_SET EXERCISE_
Reproduce all records exactly.

-------- DATA TO PROCESS

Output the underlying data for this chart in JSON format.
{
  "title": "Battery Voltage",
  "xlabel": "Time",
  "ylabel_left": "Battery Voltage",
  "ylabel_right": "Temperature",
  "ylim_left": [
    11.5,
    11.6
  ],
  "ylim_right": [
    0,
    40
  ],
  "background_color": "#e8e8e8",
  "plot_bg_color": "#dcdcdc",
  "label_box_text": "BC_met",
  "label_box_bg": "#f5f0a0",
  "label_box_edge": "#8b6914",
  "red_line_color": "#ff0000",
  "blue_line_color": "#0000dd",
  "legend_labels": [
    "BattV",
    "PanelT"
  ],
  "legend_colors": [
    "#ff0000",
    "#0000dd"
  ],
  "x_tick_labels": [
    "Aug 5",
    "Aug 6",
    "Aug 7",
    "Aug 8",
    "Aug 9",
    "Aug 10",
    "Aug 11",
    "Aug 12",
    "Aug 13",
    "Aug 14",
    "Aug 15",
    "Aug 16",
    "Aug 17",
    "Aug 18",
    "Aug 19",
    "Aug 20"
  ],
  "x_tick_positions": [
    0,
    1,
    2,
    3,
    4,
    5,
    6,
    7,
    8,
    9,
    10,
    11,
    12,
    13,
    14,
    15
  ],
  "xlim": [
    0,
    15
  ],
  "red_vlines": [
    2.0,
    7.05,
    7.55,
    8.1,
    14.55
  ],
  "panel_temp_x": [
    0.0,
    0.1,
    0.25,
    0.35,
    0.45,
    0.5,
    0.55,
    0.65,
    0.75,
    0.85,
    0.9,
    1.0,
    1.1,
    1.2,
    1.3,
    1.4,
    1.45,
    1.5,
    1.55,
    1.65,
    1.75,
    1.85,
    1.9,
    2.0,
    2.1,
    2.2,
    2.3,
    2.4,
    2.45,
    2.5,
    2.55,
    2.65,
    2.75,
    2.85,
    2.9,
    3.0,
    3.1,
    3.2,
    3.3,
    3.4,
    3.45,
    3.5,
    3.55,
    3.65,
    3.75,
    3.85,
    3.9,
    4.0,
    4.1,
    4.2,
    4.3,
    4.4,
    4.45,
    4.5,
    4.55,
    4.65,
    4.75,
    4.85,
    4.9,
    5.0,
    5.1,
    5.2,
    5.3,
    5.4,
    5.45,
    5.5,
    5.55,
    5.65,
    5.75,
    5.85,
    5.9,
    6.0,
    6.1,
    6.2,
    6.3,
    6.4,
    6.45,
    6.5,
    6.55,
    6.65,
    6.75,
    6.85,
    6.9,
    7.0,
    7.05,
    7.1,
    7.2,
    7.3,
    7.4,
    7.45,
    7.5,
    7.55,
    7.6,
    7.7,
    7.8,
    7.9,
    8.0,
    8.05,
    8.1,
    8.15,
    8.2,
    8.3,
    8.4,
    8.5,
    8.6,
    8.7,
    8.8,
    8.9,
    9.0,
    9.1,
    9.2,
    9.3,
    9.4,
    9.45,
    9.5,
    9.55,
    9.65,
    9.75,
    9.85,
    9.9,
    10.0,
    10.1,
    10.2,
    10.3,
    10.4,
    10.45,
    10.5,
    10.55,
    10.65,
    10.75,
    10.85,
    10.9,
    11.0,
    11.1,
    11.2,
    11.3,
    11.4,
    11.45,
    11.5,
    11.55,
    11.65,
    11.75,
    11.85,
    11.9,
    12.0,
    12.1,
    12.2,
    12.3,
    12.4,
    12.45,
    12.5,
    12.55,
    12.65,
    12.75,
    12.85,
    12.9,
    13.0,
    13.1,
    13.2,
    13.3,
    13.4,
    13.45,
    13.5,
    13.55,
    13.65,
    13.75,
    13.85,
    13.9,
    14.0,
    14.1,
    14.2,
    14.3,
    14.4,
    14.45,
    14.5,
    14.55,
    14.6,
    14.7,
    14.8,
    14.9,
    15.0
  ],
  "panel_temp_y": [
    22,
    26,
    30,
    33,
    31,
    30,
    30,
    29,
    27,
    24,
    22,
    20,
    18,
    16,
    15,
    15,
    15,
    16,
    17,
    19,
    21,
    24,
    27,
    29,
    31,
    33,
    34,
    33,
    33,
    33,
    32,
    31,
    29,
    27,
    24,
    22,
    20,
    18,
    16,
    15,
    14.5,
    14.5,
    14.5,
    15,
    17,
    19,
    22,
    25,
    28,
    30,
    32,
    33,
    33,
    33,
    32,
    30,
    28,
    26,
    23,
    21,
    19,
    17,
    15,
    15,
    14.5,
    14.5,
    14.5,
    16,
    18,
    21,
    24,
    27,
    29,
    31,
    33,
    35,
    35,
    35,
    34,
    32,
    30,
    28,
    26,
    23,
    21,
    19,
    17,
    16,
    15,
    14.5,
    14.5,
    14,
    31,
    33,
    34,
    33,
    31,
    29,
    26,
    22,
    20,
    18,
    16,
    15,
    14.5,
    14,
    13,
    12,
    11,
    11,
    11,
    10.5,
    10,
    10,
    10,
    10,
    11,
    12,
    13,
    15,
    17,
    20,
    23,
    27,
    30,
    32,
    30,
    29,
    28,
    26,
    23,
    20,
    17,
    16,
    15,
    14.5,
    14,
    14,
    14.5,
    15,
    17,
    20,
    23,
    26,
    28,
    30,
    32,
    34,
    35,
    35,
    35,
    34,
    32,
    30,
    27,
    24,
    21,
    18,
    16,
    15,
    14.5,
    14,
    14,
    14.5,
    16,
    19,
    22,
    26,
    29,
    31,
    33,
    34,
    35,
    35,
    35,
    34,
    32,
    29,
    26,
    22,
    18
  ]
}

----------------

_ANSWER BELOW_
Output the underlying data for this chart in JSON format.
{
  "title": "Battery Voltage",
  "xlabel": "Time",
  "ylabel_left": "Battery Voltage",
  "ylabel_right": "Temperature",
  "ylim_left": [
    11.5,
    11.6
  ],
  "ylim_right": [
    0,
    40
  ],
  "background_color": "#e8e8e8",
  "plot_bg_color": "#dcdcdc",
  "label_box_text": "BC_met",
  "label_box_bg": "#f5f0a0",
  "label_box_edge": "#8b6914",
  "red_line_color": "#ff0000",
  "blue_line_color": "#0000dd",
  "legend_labels": [
    "BattV",
    "PanelT"
  ],
  "legend_colors": [
    "#ff0000",
    "#0000dd"
  ],
  "x_tick_labels": [
    "Aug 5",
    "Aug 6",
    "Aug 7",
    "Aug 8",
    "Aug 9",
    "Aug 10",
    "Aug 11",
    "Aug 12",
    "Aug 13",
    "Aug 14",
    "Aug 15",
    "Aug 16",
    "Aug 17",
    "Aug 18",
    "Aug 19",
    "Aug 20"
  ],
  "x_tick_positions": [
    0,
    1,
    2,
    3,
    4,
    5,
    6,
    7,
    8,
    9,
    10,
    11,
    12,
    13,
    14,
    15
  ],
  "xlim": [
    0,
    15
  ],
  "red_vlines": [
    2.0,
    7.05,
    7.55,
    8.1,
    14.55
  ],
  "panel_temp_x": [
    0.0,
    0.1,
    0.25,
    0.35,
    0.45,
    0.5,
    0.55,
    0.65,
    0.75,
    0.85,
    0.9,
    1.0,
    1.1,
    1.2,
    1.3,
    1.4,
    1.45,
    1.5,
    1.55,
    1.65,
    1.75,
    1.85,
    1.9,
    2.0,
    2.1,
    2.2,
    2.3,
    2.4,
    2.45,
    2.5,
    2.55,
    2.65,
    2.75,
    2.85,
    2.9,
    3.0,
    3.1,
    3.2,
    3.3,
    3.4,
    3.45,
    3.5,
    3.55,
    3.65,
    3.75,
    3.85,
    3.9,
    4.0,
    4.1,
    4.2,
    4.3,
    4.4,
    4.45,
    4.5,
    4.55,
    4.65,
    4.75,
    4.85,
    4.9,
    5.0,
    5.1,
    5.2,
    5.3,
    5.4,
    5.45,
    5.5,
    5.55,
    5.65,
    5.75,
    5.85,
    5.9,
    6.0,
    6.1,
    6.2,
    6.3,
    6.4,
    6.45,
    6.5,
    6.55,
    6.65,
    6.75,
    6.85,
    6.9,
    7.0,
    7.05,
    7.1,
    7.2,
    7.3,
    7.4,
    7.45,
    7.5,
    7.55,
    7.6,
    7.7,
    7.8,
    7.9,
    8.0,
    8.05,
    8.1,
    8.15,
    8.2,
    8.3,
    8.4,
    8.5,
    8.6,
    8.7,
    8.8,
    8.9,
    9.0,
    9.1,
    9.2,
    9.3,
    9.4,
    9.45,
    9.5,
    9.55,
    9.65,
    9.75,
    9.85,
    9.9,
    10.0,
    10.1,
    10.2,
    10.3,
    10.4,
    10.45,
    10.5,
    10.55,
    10.65,
    10.75,
    10.85,
    10.9,
    11.0,
    11.1,
    11.2,
    11.3,
    11.4,
    11.45,
    11.5,
    11.55,
    11.65,
    11.75,
    11.85,
    11.9,
    12.0,
    12.1,
    12.2,
    12.3,
    12.4,
    12.45,
    12.5,
    12.55,
    12.65,
    12.75,
    12.85,
    12.9,
    13.0,
    13.1,
    13.2,
    13.3,
    13.4,
    13.45,
    13.5,
    13.55,
    13.65,
    13.75,
    13.85,
    13.9,
    14.0,
    14.1,
    14.2,
    14.3,
    14.4,
    14.45,
    14.5,
    14.55,
    14.6,
    14.7,
    14.8,
    14.9,
    15.0
  ],
  "panel_temp_y": [
    22,
    26,
    30,
    33,
    31,
    30,
    30,
    29,
    27,
    24,
    22,
    20,
    18,
    16,
    15,
    15,
    15,
    16,
    17,
    19,
    21,
    24,
    27,
    29,
    31,
    33,
    34,
    33,
    33,
    33,
    32,
    31,
    29,
    27,
    24,
    22,
    20,
    18,
    16,
    15,
    14.5,
    14.5,
    14.5,
    15,
    17,
    19,
    22,
    25,
    28,
    30,
    32,
    33,
    33,
    33,
    32,
    30,
    28,
    26,
    23,
    21,
    19,
    17,
    15,
    15,
    14.5,
    14.5,
    14.5,
    16,
    18,
    21,
    24,
    27,
    29,
    31,
    33,
    35,
    35,
    35,
    34,
    32,
    30,
    28,
    26,
    23,
    21,
    19,
    17,
    16,
    15,
    14.5,
    14.5,
    14,
    31,
    33,
    34,
    33,
    31,
    29,
    26,
    22,
    20,
    18,
    16,
    15,
    14.5,
    14,
    13,
    12,
    11,
    11,
    11,
    10.5,
    10,
    10,
    10,
    10,
    11,
    12,
    13,
    15,
    17,
    20,
    23,
    27,
    30,
    32,
    30,
    29,
    28,
    26,
    23,
    20,
    17,
    16,
    15,
    14.5,
    14,
    14,
    14.5,
    15,
    17,
    20,
    23,
    26,
    28,
    30,
    32,
    34,
    35,
    35,
    35,
    34,
    32,
    30,
    27,
    24,
    21,
    18,
    16,
    15,
    14.5,
    14,
    14,
    14.5,
    16,
    19,
    22,
    26,
    29,
    31,
    33,
    34,
    35,
    35,
    35,
    34,
    32,
    29,
    26,
    22,
    18
  ]
}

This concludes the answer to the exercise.